• **Short task**: Repeat every line of the material, character for character.

• **Available data**:
==================================================

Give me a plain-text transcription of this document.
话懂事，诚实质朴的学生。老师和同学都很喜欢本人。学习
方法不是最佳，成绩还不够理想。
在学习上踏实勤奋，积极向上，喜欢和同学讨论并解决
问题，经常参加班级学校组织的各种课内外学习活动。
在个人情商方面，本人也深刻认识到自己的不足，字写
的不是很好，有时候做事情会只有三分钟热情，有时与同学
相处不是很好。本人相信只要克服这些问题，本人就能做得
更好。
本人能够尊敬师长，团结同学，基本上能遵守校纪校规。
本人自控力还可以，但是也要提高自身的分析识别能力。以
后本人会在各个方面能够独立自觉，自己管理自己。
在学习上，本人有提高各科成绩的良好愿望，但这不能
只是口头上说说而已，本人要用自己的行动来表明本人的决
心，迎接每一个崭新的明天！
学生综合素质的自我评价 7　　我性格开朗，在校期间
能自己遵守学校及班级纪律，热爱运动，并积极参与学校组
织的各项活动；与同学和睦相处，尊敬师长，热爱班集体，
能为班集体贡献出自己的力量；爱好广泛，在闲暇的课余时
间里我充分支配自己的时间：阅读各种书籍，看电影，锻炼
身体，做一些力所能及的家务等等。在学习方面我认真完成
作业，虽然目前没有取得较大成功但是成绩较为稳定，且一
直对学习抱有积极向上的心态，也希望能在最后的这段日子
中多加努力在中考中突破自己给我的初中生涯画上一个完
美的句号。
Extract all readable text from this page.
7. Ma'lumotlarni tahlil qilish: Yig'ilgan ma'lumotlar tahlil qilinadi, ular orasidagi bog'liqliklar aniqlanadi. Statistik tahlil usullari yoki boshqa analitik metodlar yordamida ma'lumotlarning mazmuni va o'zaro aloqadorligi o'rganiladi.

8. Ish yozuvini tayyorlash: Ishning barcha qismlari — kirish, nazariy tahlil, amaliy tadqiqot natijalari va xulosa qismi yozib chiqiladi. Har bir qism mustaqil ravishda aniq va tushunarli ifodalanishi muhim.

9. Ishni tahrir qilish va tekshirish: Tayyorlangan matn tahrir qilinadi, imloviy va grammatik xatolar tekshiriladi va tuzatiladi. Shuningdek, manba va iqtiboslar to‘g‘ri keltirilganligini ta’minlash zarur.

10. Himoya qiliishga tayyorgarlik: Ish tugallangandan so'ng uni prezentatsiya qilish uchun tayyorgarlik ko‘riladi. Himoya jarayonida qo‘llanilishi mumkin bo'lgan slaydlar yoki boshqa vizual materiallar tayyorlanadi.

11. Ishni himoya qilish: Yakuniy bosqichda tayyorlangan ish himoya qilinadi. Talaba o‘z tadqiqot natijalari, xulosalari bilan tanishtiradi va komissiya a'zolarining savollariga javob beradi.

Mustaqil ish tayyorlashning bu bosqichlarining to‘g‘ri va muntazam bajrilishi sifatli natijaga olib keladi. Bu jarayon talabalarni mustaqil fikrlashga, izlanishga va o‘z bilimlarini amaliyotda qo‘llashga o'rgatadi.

==================================================

• **Solution**:
Give me a plain-text transcription of this document.
话懂事，诚实质朴的学生。老师和同学都很喜欢本人。学习
方法不是最佳，成绩还不够理想。
在学习上踏实勤奋，积极向上，喜欢和同学讨论并解决
问题，经常参加班级学校组织的各种课内外学习活动。
在个人情商方面，本人也深刻认识到自己的不足，字写
的不是很好，有时候做事情会只有三分钟热情，有时与同学
相处不是很好。本人相信只要克服这些问题，本人就能做得
更好。
本人能够尊敬师长，团结同学，基本上能遵守校纪校规。
本人自控力还可以，但是也要提高自身的分析识别能力。以
后本人会在各个方面能够独立自觉，自己管理自己。
在学习上，本人有提高各科成绩的良好愿望，但这不能
只是口头上说说而已，本人要用自己的行动来表明本人的决
心，迎接每一个崭新的明天！
学生综合素质的自我评价 7　　我性格开朗，在校期间
能自己遵守学校及班级纪律，热爱运动，并积极参与学校组
织的各项活动；与同学和睦相处，尊敬师长，热爱班集体，
能为班集体贡献出自己的力量；爱好广泛，在闲暇的课余时
间里我充分支配自己的时间：阅读各种书籍，看电影，锻炼
身体，做一些力所能及的家务等等。在学习方面我认真完成
作业，虽然目前没有取得较大成功但是成绩较为稳定，且一
直对学习抱有积极向上的心态，也希望能在最后的这段日子
中多加努力在中考中突破自己给我的初中生涯画上一个完
美的句号。
Extract all readable text from this page.
7. Ma'lumotlarni tahlil qilish: Yig'ilgan ma'lumotlar tahlil qilinadi, ular orasidagi bog'liqliklar aniqlanadi. Statistik tahlil usullari yoki boshqa analitik metodlar yordamida ma'lumotlarning mazmuni va o'zaro aloqadorligi o'rganiladi.

8. Ish yozuvini tayyorlash: Ishning barcha qismlari — kirish, nazariy tahlil, amaliy tadqiqot natijalari va xulosa qismi yozib chiqiladi. Har bir qism mustaqil ravishda aniq va tushunarli ifodalanishi muhim.

9. Ishni tahrir qilish va tekshirish: Tayyorlangan matn tahrir qilinadi, imloviy va grammatik xatolar tekshiriladi va tuzatiladi. Shuningdek, manba va iqtiboslar to‘g‘ri keltirilganligini ta’minlash zarur.

10. Himoya qiliishga tayyorgarlik: Ish tugallangandan so'ng uni prezentatsiya qilish uchun tayyorgarlik ko‘riladi. Himoya jarayonida qo‘llanilishi mumkin bo'lgan slaydlar yoki boshqa vizual materiallar tayyorlanadi.

11. Ishni himoya qilish: Yakuniy bosqichda tayyorlangan ish himoya qilinadi. Talaba o‘z tadqiqot natijalari, xulosalari bilan tanishtiradi va komissiya a'zolarining savollariga javob beradi.

Mustaqil ish tayyorlashning bu bosqichlarining to‘g‘ri va muntazam bajrilishi sifatli natijaga olib keladi. Bu jarayon talabalarni mustaqil fikrlashga, izlanishga va o‘z bilimlarini amaliyotda qo‘llashga o'rgatadi.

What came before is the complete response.